抜粋本文.
フランスに揺られながら DANS LE HAMAC DE FRANCE

フランス的なものから呼び覚まされることを観察するブログ

J'OBSERVE DONC JE SUIS

パリ最後の夜 LE DERNIER JOUR DE PARIS- AMATEUR D'ART

2005-07-08 23:51:50 | パリ・イギリス滞在

ここ2-3日肌寒い日が続いている。今日も雨が時々降っていた。昨日は働いているセクションの人が、私のためにそれぞれ料理を持ち寄ってパーティを開いてくれた。私が皆さんを招待しようと提案したのだが、受け入れてもらえずこのようなことになってしまった。MDからはプレゼントがあった。中世美術館で聞いたスペインの中世音楽に彼の家で再会したというお話を書いたが、そのCDであった。実は昨日 FNAC で探したのだが見つからなかったもので、感激。

今日はこれからの仕事の打ち合わせをMDとした後、ケーキを囲んでお返しのお別れパーティを開いた。

-------------------------------------------

その後、一ヶ月に及んだパリ滞在の最後に不思議な出会いが待っていた。少し長くなるが、フランス語の勉強もかねて書いてみたい。

一昨日の夜、久しぶりにブックマークしている展覧会などを扱っているサイトに行って驚いた (Amateur d'art: visites d'expos)。これまで日本の方からいろいろコメントをいただき、励まされてきた。今回は日本語もわからない方が、そのブログの中で私のサイトについて触れていた。今パリにいるので、何か不思議な、ありがたい気持ちになった。

そこには次のように紹介されている。

J'ai commencé ce blog le 28 mars. J'ai depuis publié 25 papiers, et reçu 50 commentaires provenant d’une vingtaine de personnes, souvent fidèles, avec qui des liens se développent peu à peu.
Bien que n'ayant jamais parlé du Référendum sur la Constitution Européenne, j'ai aujourd'hui entre 200 et 250 visiteurs par jour. Ce chiffre me fait très plaisir. Etre inclus dans la Sélection du Monde m'a aussi fait très plaisir. Parmi les sites qui ont eu la gentillesse de me mentionner, il y a même un japonais, nommé Paul Ailleurs, dont la devise semble être In vino veritas.

抜粋データ.
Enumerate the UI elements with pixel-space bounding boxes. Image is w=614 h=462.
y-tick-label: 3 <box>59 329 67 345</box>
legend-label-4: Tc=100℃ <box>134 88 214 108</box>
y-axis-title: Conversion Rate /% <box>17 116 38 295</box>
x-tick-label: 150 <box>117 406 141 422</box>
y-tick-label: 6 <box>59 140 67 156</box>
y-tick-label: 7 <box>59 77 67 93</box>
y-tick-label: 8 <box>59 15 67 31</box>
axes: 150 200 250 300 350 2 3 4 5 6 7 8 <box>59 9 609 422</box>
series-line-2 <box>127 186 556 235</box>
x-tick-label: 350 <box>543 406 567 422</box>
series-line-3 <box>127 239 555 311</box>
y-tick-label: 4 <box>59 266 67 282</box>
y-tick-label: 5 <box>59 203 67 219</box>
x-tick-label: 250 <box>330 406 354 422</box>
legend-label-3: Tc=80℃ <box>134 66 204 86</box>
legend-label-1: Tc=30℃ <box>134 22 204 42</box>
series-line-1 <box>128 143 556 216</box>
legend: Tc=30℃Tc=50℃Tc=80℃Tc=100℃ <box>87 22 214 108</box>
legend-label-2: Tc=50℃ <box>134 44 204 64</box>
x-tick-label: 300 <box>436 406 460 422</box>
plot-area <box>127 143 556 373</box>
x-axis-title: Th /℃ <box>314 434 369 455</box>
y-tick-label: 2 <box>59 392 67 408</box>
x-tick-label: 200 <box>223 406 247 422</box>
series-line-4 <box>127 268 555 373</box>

作業指示.
(a) 抜粋本文によると、MDから贈られたプレゼントは何でしたか。
(b) 抜粋データの行のうち、文字列「line」を含むものをすべて特定し、一行ずつ書き写してください。

作業結果.
(a) 中世美術館で聞いたスペインの中世音楽のCDです。

(b)
series-line-2 <box>127 186 556 235</box>
series-line-3 <box>127 239 555 311</box>
series-line-1 <box>128 143 556 216</box>
series-line-4 <box>127 268 555 373</box>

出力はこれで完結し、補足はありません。